Collection entries:
>>>>

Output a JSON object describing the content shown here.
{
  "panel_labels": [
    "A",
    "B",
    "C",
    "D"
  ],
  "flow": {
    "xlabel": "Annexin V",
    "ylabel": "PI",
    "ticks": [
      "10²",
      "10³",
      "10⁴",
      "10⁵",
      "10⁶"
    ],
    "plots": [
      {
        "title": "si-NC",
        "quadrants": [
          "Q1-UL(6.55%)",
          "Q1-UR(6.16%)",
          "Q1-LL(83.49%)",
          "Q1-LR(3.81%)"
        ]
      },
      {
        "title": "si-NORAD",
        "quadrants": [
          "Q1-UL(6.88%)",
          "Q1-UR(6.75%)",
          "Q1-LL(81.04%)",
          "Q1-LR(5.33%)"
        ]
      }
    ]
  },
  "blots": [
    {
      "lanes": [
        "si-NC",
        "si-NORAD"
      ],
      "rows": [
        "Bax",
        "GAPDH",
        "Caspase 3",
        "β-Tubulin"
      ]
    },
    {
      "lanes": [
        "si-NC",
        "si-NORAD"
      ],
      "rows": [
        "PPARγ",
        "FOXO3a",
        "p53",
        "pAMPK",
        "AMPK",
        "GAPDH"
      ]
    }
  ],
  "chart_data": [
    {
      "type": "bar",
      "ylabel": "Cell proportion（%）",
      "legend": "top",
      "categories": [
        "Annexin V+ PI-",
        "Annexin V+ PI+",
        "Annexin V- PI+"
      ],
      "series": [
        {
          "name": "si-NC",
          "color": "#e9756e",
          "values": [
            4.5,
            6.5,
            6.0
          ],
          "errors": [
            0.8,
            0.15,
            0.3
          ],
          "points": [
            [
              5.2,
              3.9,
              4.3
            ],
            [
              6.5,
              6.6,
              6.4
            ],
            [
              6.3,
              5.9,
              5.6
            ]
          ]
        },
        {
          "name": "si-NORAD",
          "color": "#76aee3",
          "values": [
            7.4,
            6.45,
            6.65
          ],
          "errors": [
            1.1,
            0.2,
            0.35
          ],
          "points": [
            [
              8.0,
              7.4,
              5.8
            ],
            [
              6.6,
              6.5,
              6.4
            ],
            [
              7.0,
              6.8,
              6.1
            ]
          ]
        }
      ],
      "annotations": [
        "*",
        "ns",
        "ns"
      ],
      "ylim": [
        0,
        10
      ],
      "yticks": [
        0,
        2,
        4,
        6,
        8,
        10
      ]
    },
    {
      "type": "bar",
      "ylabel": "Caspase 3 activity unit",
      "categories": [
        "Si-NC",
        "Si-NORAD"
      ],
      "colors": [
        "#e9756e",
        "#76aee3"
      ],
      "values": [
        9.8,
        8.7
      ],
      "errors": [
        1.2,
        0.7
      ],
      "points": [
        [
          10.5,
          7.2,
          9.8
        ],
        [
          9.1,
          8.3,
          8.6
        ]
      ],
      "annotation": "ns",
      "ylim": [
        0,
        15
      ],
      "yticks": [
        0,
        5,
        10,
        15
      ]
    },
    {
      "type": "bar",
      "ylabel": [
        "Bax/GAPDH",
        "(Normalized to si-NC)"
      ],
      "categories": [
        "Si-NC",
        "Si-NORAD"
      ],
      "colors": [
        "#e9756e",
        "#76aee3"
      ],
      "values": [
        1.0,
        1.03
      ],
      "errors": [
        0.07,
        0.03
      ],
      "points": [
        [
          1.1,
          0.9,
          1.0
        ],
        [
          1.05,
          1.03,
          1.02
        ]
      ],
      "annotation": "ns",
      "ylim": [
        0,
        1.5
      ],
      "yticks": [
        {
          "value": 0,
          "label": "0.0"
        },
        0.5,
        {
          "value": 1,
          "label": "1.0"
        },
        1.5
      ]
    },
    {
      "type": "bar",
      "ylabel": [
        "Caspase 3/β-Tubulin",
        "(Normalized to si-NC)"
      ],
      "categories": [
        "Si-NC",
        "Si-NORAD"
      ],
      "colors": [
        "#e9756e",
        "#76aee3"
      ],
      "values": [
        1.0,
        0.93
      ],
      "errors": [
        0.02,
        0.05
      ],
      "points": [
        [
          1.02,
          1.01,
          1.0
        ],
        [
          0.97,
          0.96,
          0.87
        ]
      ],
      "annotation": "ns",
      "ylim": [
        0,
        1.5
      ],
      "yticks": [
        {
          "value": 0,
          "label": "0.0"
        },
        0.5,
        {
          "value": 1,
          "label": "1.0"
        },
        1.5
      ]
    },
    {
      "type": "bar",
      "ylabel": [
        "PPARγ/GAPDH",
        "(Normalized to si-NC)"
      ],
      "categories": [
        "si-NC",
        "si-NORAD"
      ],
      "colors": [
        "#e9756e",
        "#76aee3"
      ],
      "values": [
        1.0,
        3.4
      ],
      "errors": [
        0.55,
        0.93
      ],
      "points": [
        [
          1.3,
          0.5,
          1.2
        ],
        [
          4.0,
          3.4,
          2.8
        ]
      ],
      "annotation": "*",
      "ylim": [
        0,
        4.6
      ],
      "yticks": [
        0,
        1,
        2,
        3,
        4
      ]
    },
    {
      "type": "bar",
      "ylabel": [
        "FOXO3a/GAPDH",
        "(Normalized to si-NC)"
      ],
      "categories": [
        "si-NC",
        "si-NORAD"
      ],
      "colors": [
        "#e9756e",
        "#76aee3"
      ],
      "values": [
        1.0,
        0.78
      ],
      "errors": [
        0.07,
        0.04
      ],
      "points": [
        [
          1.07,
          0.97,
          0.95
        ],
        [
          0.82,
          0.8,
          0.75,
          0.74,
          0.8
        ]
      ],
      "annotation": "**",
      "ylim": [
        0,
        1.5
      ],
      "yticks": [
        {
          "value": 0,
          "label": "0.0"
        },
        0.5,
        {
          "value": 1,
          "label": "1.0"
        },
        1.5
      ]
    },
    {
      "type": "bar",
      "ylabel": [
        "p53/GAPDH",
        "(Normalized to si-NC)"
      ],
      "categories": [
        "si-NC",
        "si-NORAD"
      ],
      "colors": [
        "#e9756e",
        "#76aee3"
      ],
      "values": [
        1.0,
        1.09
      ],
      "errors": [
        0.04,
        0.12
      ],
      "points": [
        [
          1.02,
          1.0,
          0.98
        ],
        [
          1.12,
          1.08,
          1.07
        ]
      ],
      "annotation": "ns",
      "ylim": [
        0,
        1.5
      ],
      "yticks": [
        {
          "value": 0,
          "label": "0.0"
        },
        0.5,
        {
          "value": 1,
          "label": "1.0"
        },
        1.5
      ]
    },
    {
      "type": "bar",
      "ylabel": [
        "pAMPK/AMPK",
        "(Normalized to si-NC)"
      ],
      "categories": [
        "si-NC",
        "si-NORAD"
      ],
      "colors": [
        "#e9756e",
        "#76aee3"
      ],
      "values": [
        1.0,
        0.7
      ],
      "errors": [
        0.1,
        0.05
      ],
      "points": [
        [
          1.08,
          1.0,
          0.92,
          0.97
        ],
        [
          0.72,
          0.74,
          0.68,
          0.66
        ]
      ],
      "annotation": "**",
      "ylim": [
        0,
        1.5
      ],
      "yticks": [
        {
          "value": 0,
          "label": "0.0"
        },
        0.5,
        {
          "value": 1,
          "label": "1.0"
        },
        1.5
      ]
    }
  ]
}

<<<<

YOUR OBJECTIVE –
Transcribe all of the lines in the records precisely.

FULL ANSWER –
Output a JSON object describing the content shown here.
{
  "panel_labels": [
    "A",
    "B",
    "C",
    "D"
  ],
  "flow": {
    "xlabel": "Annexin V",
    "ylabel": "PI",
    "ticks": [
      "10²",
      "10³",
      "10⁴",
      "10⁵",
      "10⁶"
    ],
    "plots": [
      {
        "title": "si-NC",
        "quadrants": [
          "Q1-UL(6.55%)",
          "Q1-UR(6.16%)",
          "Q1-LL(83.49%)",
          "Q1-LR(3.81%)"
        ]
      },
      {
        "title": "si-NORAD",
        "quadrants": [
          "Q1-UL(6.88%)",
          "Q1-UR(6.75%)",
          "Q1-LL(81.04%)",
          "Q1-LR(5.33%)"
        ]
      }
    ]
  },
  "blots": [
    {
      "lanes": [
        "si-NC",
        "si-NORAD"
      ],
      "rows": [
        "Bax",
        "GAPDH",
        "Caspase 3",
        "β-Tubulin"
      ]
    },
    {
      "lanes": [
        "si-NC",
        "si-NORAD"
      ],
      "rows": [
        "PPARγ",
        "FOXO3a",
        "p53",
        "pAMPK",
        "AMPK",
        "GAPDH"
      ]
    }
  ],
  "chart_data": [
    {
      "type": "bar",
      "ylabel": "Cell proportion（%）",
      "legend": "top",
      "categories": [
        "Annexin V+ PI-",
        "Annexin V+ PI+",
        "Annexin V- PI+"
      ],
      "series": [
        {
          "name": "si-NC",
          "color": "#e9756e",
          "values": [
            4.5,
            6.5,
            6.0
          ],
          "errors": [
            0.8,
            0.15,
            0.3
          ],
          "points": [
            [
              5.2,
              3.9,
              4.3
            ],
            [
              6.5,
              6.6,
              6.4
            ],
            [
              6.3,
              5.9,
              5.6
            ]
          ]
        },
        {
          "name": "si-NORAD",
          "color": "#76aee3",
          "values": [
            7.4,
            6.45,
            6.65
          ],
          "errors": [
            1.1,
            0.2,
            0.35
          ],
          "points": [
            [
              8.0,
              7.4,
              5.8
            ],
            [
              6.6,
              6.5,
              6.4
            ],
            [
              7.0,
              6.8,
              6.1
            ]
          ]
        }
      ],
      "annotations": [
        "*",
        "ns",
        "ns"
      ],
      "ylim": [
        0,
        10
      ],
      "yticks": [
        0,
        2,
        4,
        6,
        8,
        10
      ]
    },
    {
      "type": "bar",
      "ylabel": "Caspase 3 activity unit",
      "categories": [
        "Si-NC",
        "Si-NORAD"
      ],
      "colors": [
        "#e9756e",
        "#76aee3"
      ],
      "values": [
        9.8,
        8.7
      ],
      "errors": [
        1.2,
        0.7
      ],
      "points": [
        [
          10.5,
          7.2,
          9.8
        ],
        [
          9.1,
          8.3,
          8.6
        ]
      ],
      "annotation": "ns",
      "ylim": [
        0,
        15
      ],
      "yticks": [
        0,
        5,
        10,
        15
      ]
    },
    {
      "type": "bar",
      "ylabel": [
        "Bax/GAPDH",
        "(Normalized to si-NC)"
      ],
      "categories": [
        "Si-NC",
        "Si-NORAD"
      ],
      "colors": [
        "#e9756e",
        "#76aee3"
      ],
      "values": [
        1.0,
        1.03
      ],
      "errors": [
        0.07,
        0.03
      ],
      "points": [
        [
          1.1,
          0.9,
          1.0
        ],
        [
          1.05,
          1.03,
          1.02
        ]
      ],
      "annotation": "ns",
      "ylim": [
        0,
        1.5
      ],
      "yticks": [
        {
          "value": 0,
          "label": "0.0"
        },
        0.5,
        {
          "value": 1,
          "label": "1.0"
        },
        1.5
      ]
    },
    {
      "type": "bar",
      "ylabel": [
        "Caspase 3/β-Tubulin",
        "(Normalized to si-NC)"
      ],
      "categories": [
        "Si-NC",
        "Si-NORAD"
      ],
      "colors": [
        "#e9756e",
        "#76aee3"
      ],
      "values": [
        1.0,
        0.93
      ],
      "errors": [
        0.02,
        0.05
      ],
      "points": [
        [
          1.02,
          1.01,
          1.0
        ],
        [
          0.97,
          0.96,
          0.87
        ]
      ],
      "annotation": "ns",
      "ylim": [
        0,
        1.5
      ],
      "yticks": [
        {
          "value": 0,
          "label": "0.0"
        },
        0.5,
        {
          "value": 1,
          "label": "1.0"
        },
        1.5
      ]
    },
    {
      "type": "bar",
      "ylabel": [
        "PPARγ/GAPDH",
        "(Normalized to si-NC)"
      ],
      "categories": [
        "si-NC",
        "si-NORAD"
      ],
      "colors": [
        "#e9756e",
        "#76aee3"
      ],
      "values": [
        1.0,
        3.4
      ],
      "errors": [
        0.55,
        0.93
      ],
      "points": [
        [
          1.3,
          0.5,
          1.2
        ],
        [
          4.0,
          3.4,
          2.8
        ]
      ],
      "annotation": "*",
      "ylim": [
        0,
        4.6
      ],
      "yticks": [
        0,
        1,
        2,
        3,
        4
      ]
    },
    {
      "type": "bar",
      "ylabel": [
        "FOXO3a/GAPDH",
        "(Normalized to si-NC)"
      ],
      "categories": [
        "si-NC",
        "si-NORAD"
      ],
      "colors": [
        "#e9756e",
        "#76aee3"
      ],
      "values": [
        1.0,
        0.78
      ],
      "errors": [
        0.07,
        0.04
      ],
      "points": [
        [
          1.07,
          0.97,
          0.95
        ],
        [
          0.82,
          0.8,
          0.75,
          0.74,
          0.8
        ]
      ],
      "annotation": "**",
      "ylim": [
        0,
        1.5
      ],
      "yticks": [
        {
          "value": 0,
          "label": "0.0"
        },
        0.5,
        {
          "value": 1,
          "label": "1.0"
        },
        1.5
      ]
    },
    {
      "type": "bar",
      "ylabel": [
        "p53/GAPDH",
        "(Normalized to si-NC)"
      ],
      "categories": [
        "si-NC",
        "si-NORAD"
      ],
      "colors": [
        "#e9756e",
        "#76aee3"
      ],
      "values": [
        1.0,
        1.09
      ],
      "errors": [
        0.04,
        0.12
      ],
      "points": [
        [
          1.02,
          1.0,
          0.98
        ],
        [
          1.12,
          1.08,
          1.07
        ]
      ],
      "annotation": "ns",
      "ylim": [
        0,
        1.5
      ],
      "yticks": [
        {
          "value": 0,
          "label": "0.0"
        },
        0.5,
        {
          "value": 1,
          "label": "1.0"
        },
        1.5
      ]
    },
    {
      "type": "bar",
      "ylabel": [
        "pAMPK/AMPK",
        "(Normalized to si-NC)"
      ],
      "categories": [
        "si-NC",
        "si-NORAD"
      ],
      "colors": [
        "#e9756e",
        "#76aee3"
      ],
      "values": [
        1.0,
        0.7
      ],
      "errors": [
        0.1,
        0.05
      ],
      "points": [
        [
          1.08,
          1.0,
          0.92,
          0.97
        ],
        [
          0.72,
          0.74,
          0.68,
          0.66
        ]
      ],
      "annotation": "**",
      "ylim": [
        0,
        1.5
      ],
      "yticks": [
        {
          "value": 0,
          "label": "0.0"
        },
        0.5,
        {
          "value": 1,
          "label": "1.0"
        },
        1.5
      ]
    }
  ]
}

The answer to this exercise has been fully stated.